DOCUMENTO
══════════════════════════════
Terra é o título da participação do Brasil na Bienal de Arquitetura de Veneza 2023, uma exposição com curadoria de Gabriela de Matos e Paulo Tavares que ocupa os espaços do pavilhão brasileiro no Giardini. Dividida em duas galeiras, a mostra propõe questionar os cânones da arquitetura moderna ao mesmo tempo que busca em narrativas ancestrais invisibilizadas alternativas para um futuro de-colonizado e descarbonizado. Terra é o primeiro pavilhão brasileiro a ser reconhecido com o prêmio máximo da Bienal de Arquitetura de Veneza, o Leão de Ouro.
Num esforço para ampliar o acesso ao conteúdo exposto em Veneza, apresentamos aqui os textos e imagens da primeira galeria, chamada De-colonizando o cânone. A segunda galeria, Lugares de origem, arqueologias do futuro, pode ser vista aqui. O ArchDaily agradece à Fundação Bienal de São Paulo, que generosamente cedeu o material do pavilhão Terra para esta publicação.
De-colonizando o cânone
Brasília, a capital modernista projetada pelo urbanista Lucio Costa e pelo arquiteto Oscar Niemeyer no final da década de 1950, é em essência uma cidade colonial. Lucio Costa atribuiu o plano diretor de Brasília a “um ato deliberado de posse (...) um gesto de sentido ainda desbravador, nos moldes da tradição colonial (...) dois eixos cruzando-se em ângulo reto, ou seja, o próprio sinal da cruz”.
══════════════════════════════
Registros do conjunto de dados
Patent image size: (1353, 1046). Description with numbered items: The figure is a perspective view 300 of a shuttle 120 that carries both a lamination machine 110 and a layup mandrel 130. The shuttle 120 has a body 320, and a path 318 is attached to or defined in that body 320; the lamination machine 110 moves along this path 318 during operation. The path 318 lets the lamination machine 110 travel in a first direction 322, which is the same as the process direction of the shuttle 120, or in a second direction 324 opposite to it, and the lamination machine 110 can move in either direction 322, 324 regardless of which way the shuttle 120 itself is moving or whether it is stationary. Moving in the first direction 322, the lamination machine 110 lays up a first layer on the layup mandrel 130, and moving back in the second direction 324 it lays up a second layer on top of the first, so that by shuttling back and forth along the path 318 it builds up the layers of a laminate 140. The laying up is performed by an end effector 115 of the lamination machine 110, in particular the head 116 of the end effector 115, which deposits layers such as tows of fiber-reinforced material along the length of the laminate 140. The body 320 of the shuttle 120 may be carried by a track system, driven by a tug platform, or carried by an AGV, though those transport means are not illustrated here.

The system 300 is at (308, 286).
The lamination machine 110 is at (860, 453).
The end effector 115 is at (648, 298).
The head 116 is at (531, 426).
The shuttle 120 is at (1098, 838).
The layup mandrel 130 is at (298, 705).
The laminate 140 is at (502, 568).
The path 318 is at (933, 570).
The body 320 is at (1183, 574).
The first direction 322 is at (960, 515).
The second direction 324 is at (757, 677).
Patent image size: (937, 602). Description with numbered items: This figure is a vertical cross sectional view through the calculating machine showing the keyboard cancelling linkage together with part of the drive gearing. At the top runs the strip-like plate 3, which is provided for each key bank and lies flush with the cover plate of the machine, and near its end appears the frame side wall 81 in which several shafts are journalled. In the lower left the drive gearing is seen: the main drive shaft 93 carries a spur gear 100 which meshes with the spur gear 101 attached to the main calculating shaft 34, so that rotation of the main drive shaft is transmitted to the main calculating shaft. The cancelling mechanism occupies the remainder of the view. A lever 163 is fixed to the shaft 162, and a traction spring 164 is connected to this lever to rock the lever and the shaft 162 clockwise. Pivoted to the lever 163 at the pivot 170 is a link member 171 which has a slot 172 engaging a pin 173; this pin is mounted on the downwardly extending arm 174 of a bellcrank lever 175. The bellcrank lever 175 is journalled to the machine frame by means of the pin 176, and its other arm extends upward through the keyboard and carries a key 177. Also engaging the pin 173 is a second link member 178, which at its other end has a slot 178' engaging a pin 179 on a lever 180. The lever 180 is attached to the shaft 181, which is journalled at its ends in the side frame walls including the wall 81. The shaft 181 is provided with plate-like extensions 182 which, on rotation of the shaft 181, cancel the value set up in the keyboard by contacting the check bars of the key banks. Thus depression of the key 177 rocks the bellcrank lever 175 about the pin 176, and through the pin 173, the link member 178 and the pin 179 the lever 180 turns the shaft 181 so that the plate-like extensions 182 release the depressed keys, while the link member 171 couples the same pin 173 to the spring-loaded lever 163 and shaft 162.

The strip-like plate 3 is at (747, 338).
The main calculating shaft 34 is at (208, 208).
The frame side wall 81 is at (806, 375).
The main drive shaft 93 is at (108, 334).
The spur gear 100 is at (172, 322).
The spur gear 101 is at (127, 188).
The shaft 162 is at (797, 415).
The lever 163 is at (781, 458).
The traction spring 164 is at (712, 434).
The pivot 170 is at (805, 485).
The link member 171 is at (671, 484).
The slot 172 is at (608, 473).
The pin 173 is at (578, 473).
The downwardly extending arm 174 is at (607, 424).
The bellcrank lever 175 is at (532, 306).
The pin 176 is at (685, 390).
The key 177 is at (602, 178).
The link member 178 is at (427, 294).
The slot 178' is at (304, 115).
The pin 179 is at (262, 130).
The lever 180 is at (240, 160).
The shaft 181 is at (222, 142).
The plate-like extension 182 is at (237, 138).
══════════════════════════════
TAREFA 1
Traduza para o inglês esta frase do texto sobre o pavilhão brasileiro em Veneza: "Terra é o primeiro pavilhão brasileiro a ser reconhecido com o prêmio máximo da Bienal de Arquitetura de Veneza, o Leão de Ouro."
TAREFA 2
Altere os registros, do início até a linha que contém "The system 300 is at (308, 286).", substituindo "shuttle" por "carriage". Reescreva apenas essas linhas e mantenha todo o restante inalterado.

RESPOSTA 1
Terra is the first Brazilian pavilion to be recognized with the top prize of the Venice Architecture Biennale, the Golden Lion.

RESPOSTA 2
Patent image size: (1353, 1046). Description with numbered items: The figure is a perspective view 300 of a carriage 120 that carries both a lamination machine 110 and a layup mandrel 130. The carriage 120 has a body 320, and a path 318 is attached to or defined in that body 320; the lamination machine 110 moves along this path 318 during operation. The path 318 lets the lamination machine 110 travel in a first direction 322, which is the same as the process direction of the carriage 120, or in a second direction 324 opposite to it, and the lamination machine 110 can move in either direction 322, 324 regardless of which way the carriage 120 itself is moving or whether it is stationary. Moving in the first direction 322, the lamination machine 110 lays up a first layer on the layup mandrel 130, and moving back in the second direction 324 it lays up a second layer on top of the first, so that by shuttling back and forth along the path 318 it builds up the layers of a laminate 140. The laying up is performed by an end effector 115 of the lamination machine 110, in particular the head 116 of the end effector 115, which deposits layers such as tows of fiber-reinforced material along the length of the laminate 140. The body 320 of the carriage 120 may be carried by a track system, driven by a tug platform, or carried by an AGV, though those transport means are not illustrated here.

The system 300 is at (308, 286).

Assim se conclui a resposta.